### To be done
Show only lines that include "Precision".

### Records provided

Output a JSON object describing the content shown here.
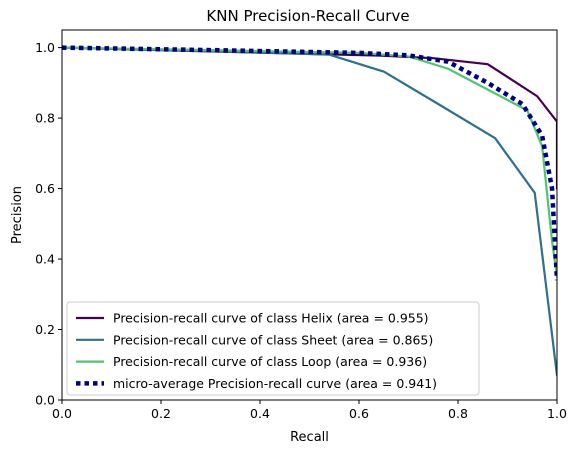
{
  "chart_data": {
    "type": "line",
    "title": "KNN Precision-Recall Curve",
    "xlabel": "Recall",
    "ylabel": "Precision",
    "xlim": [
      0.0,
      1.0
    ],
    "ylim": [
      0.0,
      1.05
    ],
    "xticks": [
      "0.0",
      "0.2",
      "0.4",
      "0.6",
      "0.8",
      "1.0"
    ],
    "yticks": [
      "0.0",
      "0.2",
      "0.4",
      "0.6",
      "0.8",
      "1.0"
    ],
    "grid": false,
    "legend_position": "lower-left",
    "series": [
      {
        "name": "Precision-recall curve of class Helix (area = 0.955)",
        "color": "#440154",
        "style": "solid",
        "x": [
          0.0,
          0.2,
          0.5,
          0.65,
          0.75,
          0.86,
          0.96,
          1.0,
          1.0
        ],
        "y": [
          1.0,
          0.993,
          0.982,
          0.977,
          0.97,
          0.953,
          0.862,
          0.79,
          0.6
        ]
      },
      {
        "name": "Precision-recall curve of class Sheet (area = 0.865)",
        "color": "#30708E",
        "style": "solid",
        "x": [
          0.0,
          0.3,
          0.54,
          0.65,
          0.76,
          0.875,
          0.955,
          1.0
        ],
        "y": [
          1.0,
          0.99,
          0.98,
          0.932,
          0.84,
          0.743,
          0.588,
          0.07
        ]
      },
      {
        "name": "Precision-recall curve of class Loop (area = 0.936)",
        "color": "#52C569",
        "style": "solid",
        "x": [
          0.0,
          0.3,
          0.6,
          0.7,
          0.78,
          0.94,
          0.97,
          0.99,
          1.0
        ],
        "y": [
          1.0,
          0.993,
          0.985,
          0.975,
          0.94,
          0.822,
          0.72,
          0.45,
          0.35
        ]
      },
      {
        "name": "micro-average Precision-recall curve (area = 0.941)",
        "color": "#000080",
        "style": "dotted",
        "x": [
          0.0,
          0.3,
          0.6,
          0.7,
          0.78,
          0.86,
          0.93,
          0.97,
          0.99,
          1.0
        ],
        "y": [
          1.0,
          0.993,
          0.985,
          0.978,
          0.96,
          0.9,
          0.84,
          0.75,
          0.6,
          0.34
        ]
      }
    ]
  }
}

### Finished exercise
    "title": "KNN Precision-Recall Curve",
    "ylabel": "Precision",
        "name": "Precision-recall curve of class Helix (area = 0.955)",
        "name": "Precision-recall curve of class Sheet (area = 0.865)",
        "name": "Precision-recall curve of class Loop (area = 0.936)",
        "name": "micro-average Precision-recall curve (area = 0.941)",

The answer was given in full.